> **EXERCISE DIRECTIONS**
Emit the entire listing verbatim.

··· THE DATA

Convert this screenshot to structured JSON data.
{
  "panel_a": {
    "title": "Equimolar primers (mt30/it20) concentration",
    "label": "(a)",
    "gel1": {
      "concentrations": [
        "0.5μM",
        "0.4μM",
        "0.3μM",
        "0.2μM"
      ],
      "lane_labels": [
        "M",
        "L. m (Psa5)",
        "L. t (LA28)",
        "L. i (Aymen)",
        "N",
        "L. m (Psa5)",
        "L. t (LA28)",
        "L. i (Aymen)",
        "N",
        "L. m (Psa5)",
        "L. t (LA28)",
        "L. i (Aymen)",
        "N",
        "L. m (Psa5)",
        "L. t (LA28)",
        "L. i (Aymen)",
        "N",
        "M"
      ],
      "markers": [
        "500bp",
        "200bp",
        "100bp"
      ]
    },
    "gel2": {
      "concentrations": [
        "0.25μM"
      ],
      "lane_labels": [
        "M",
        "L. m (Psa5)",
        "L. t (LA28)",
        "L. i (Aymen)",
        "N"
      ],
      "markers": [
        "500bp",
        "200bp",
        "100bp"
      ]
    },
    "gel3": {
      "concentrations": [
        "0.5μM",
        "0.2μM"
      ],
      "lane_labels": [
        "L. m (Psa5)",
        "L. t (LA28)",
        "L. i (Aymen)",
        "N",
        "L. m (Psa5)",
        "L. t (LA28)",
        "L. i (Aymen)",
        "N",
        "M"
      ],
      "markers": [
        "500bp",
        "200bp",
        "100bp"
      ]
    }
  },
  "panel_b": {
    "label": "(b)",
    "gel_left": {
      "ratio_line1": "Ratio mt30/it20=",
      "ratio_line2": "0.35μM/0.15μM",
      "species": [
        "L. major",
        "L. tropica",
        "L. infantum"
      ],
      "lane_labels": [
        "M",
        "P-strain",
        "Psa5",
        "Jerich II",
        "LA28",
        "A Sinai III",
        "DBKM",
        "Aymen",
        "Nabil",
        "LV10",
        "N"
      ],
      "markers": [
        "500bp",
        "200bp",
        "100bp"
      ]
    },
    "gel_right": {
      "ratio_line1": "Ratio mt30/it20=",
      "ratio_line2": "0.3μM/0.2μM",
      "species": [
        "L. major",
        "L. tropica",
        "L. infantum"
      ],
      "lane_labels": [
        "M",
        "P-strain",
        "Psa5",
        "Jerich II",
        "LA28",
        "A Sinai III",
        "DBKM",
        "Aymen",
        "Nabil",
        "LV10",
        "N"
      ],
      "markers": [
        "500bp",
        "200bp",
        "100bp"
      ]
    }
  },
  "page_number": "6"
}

······

> **THE ANSWER**
Convert this screenshot to structured JSON data.
{
  "panel_a": {
    "title": "Equimolar primers (mt30/it20) concentration",
    "label": "(a)",
    "gel1": {
      "concentrations": [
        "0.5μM",
        "0.4μM",
        "0.3μM",
        "0.2μM"
      ],
      "lane_labels": [
        "M",
        "L. m (Psa5)",
        "L. t (LA28)",
        "L. i (Aymen)",
        "N",
        "L. m (Psa5)",
        "L. t (LA28)",
        "L. i (Aymen)",
        "N",
        "L. m (Psa5)",
        "L. t (LA28)",
        "L. i (Aymen)",
        "N",
        "L. m (Psa5)",
        "L. t (LA28)",
        "L. i (Aymen)",
        "N",
        "M"
      ],
      "markers": [
        "500bp",
        "200bp",
        "100bp"
      ]
    },
    "gel2": {
      "concentrations": [
        "0.25μM"
      ],
      "lane_labels": [
        "M",
        "L. m (Psa5)",
        "L. t (LA28)",
        "L. i (Aymen)",
        "N"
      ],
      "markers": [
        "500bp",
        "200bp",
        "100bp"
      ]
    },
    "gel3": {
      "concentrations": [
        "0.5μM",
        "0.2μM"
      ],
      "lane_labels": [
        "L. m (Psa5)",
        "L. t (LA28)",
        "L. i (Aymen)",
        "N",
        "L. m (Psa5)",
        "L. t (LA28)",
        "L. i (Aymen)",
        "N",
        "M"
      ],
      "markers": [
        "500bp",
        "200bp",
        "100bp"
      ]
    }
  },
  "panel_b": {
    "label": "(b)",
    "gel_left": {
      "ratio_line1": "Ratio mt30/it20=",
      "ratio_line2": "0.35μM/0.15μM",
      "species": [
        "L. major",
        "L. tropica",
        "L. infantum"
      ],
      "lane_labels": [
        "M",
        "P-strain",
        "Psa5",
        "Jerich II",
        "LA28",
        "A Sinai III",
        "DBKM",
        "Aymen",
        "Nabil",
        "LV10",
        "N"
      ],
      "markers": [
        "500bp",
        "200bp",
        "100bp"
      ]
    },
    "gel_right": {
      "ratio_line1": "Ratio mt30/it20=",
      "ratio_line2": "0.3μM/0.2μM",
      "species": [
        "L. major",
        "L. tropica",
        "L. infantum"
      ],
      "lane_labels": [
        "M",
        "P-strain",
        "Psa5",
        "Jerich II",
        "LA28",
        "A Sinai III",
        "DBKM",
        "Aymen",
        "Nabil",
        "LV10",
        "N"
      ],
      "markers": [
        "500bp",
        "200bp",
        "100bp"
      ]
    }
  },
  "page_number": "6"
}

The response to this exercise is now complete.